What needs to be done :: In the listing below, locate the line containing "What text is on this page?"; reproduce that line and all lines that follow it, unchanged.

>> begin

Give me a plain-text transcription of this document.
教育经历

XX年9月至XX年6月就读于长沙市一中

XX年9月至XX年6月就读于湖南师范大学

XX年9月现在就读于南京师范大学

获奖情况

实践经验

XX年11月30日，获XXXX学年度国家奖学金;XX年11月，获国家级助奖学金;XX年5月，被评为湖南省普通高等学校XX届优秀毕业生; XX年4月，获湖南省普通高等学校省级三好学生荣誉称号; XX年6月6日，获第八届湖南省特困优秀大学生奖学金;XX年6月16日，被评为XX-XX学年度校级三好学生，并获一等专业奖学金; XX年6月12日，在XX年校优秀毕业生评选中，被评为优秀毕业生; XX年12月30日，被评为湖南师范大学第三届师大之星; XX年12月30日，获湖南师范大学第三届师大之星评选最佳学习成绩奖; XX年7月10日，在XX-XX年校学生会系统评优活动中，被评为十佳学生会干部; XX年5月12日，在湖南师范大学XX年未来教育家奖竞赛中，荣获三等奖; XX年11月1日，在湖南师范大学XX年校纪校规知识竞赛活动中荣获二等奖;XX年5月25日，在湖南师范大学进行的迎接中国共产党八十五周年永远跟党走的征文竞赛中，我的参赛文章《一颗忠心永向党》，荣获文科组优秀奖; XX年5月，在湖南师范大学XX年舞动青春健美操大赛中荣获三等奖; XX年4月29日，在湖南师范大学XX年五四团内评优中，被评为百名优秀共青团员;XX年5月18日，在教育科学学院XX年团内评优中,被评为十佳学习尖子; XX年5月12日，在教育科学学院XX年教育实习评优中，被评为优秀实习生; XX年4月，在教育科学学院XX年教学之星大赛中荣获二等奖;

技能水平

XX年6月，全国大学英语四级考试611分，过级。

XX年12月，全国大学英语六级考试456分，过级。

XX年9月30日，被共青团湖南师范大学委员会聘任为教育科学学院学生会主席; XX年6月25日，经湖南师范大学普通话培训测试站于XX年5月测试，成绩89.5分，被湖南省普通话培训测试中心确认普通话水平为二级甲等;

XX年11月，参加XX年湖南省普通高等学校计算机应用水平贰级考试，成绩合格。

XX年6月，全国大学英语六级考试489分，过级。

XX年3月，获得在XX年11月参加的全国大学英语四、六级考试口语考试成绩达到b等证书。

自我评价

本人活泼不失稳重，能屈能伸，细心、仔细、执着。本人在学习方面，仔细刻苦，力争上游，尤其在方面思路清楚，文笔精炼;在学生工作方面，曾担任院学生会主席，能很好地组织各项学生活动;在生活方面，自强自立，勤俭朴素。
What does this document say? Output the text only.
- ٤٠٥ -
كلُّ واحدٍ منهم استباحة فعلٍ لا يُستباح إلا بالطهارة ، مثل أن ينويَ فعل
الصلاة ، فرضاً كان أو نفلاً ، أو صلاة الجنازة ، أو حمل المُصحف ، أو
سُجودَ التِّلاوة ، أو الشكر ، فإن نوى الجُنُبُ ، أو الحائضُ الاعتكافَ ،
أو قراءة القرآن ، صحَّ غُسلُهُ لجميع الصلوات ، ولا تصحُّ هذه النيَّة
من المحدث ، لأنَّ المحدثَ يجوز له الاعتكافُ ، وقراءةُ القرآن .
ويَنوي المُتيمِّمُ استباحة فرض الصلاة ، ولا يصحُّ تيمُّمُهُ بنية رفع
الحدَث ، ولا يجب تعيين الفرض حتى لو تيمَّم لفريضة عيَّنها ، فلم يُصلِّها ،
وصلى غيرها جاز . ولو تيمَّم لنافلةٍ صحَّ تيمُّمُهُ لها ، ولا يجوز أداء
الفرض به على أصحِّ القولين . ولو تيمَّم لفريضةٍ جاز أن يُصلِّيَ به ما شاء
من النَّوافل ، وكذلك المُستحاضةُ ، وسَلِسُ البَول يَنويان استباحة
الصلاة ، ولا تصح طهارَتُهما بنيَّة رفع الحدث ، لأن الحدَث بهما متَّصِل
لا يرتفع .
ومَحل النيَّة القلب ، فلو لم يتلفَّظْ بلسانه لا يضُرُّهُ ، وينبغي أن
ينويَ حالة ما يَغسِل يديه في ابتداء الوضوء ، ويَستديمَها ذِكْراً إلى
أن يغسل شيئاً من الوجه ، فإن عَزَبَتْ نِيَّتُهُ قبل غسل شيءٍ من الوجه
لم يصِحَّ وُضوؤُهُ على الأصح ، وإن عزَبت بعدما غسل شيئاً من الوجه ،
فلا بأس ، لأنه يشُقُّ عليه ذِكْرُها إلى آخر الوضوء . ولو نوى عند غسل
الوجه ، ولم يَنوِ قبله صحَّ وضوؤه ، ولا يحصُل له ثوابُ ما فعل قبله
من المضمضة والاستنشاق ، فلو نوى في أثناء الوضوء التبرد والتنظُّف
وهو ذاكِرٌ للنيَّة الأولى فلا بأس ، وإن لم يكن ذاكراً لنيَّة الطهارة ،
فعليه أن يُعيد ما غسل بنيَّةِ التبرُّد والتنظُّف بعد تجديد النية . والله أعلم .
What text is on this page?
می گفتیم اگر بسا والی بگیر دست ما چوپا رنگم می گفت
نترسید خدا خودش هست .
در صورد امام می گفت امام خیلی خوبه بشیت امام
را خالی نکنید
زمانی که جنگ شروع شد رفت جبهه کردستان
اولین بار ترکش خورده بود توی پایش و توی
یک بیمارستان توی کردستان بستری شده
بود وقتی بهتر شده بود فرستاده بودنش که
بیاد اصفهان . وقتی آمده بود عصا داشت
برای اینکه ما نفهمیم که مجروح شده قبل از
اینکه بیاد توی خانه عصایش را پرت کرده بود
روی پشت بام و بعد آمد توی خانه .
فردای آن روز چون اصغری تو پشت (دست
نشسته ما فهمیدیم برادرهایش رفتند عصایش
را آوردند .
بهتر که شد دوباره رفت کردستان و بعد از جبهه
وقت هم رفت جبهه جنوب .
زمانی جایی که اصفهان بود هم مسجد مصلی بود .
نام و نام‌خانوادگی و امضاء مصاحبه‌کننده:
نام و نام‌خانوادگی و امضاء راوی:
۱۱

>> end

The completed task ::
What text is on this page?
می گفتیم اگر بسا والی بگیر دست ما چوپا رنگم می گفت
نترسید خدا خودش هست .
در صورد امام می گفت امام خیلی خوبه بشیت امام
را خالی نکنید
زمانی که جنگ شروع شد رفت جبهه کردستان
اولین بار ترکش خورده بود توی پایش و توی
یک بیمارستان توی کردستان بستری شده
بود وقتی بهتر شده بود فرستاده بودنش که
بیاد اصفهان . وقتی آمده بود عصا داشت
برای اینکه ما نفهمیم که مجروح شده قبل از
اینکه بیاد توی خانه عصایش را پرت کرده بود
روی پشت بام و بعد آمد توی خانه .
فردای آن روز چون اصغری تو پشت (دست
نشسته ما فهمیدیم برادرهایش رفتند عصایش
را آوردند .
بهتر که شد دوباره رفت کردستان و بعد از جبهه
وقت هم رفت جبهه جنوب .
زمانی جایی که اصفهان بود هم مسجد مصلی بود .
نام و نام‌خانوادگی و امضاء مصاحبه‌کننده:
نام و نام‌خانوادگی و امضاء راوی:
۱۱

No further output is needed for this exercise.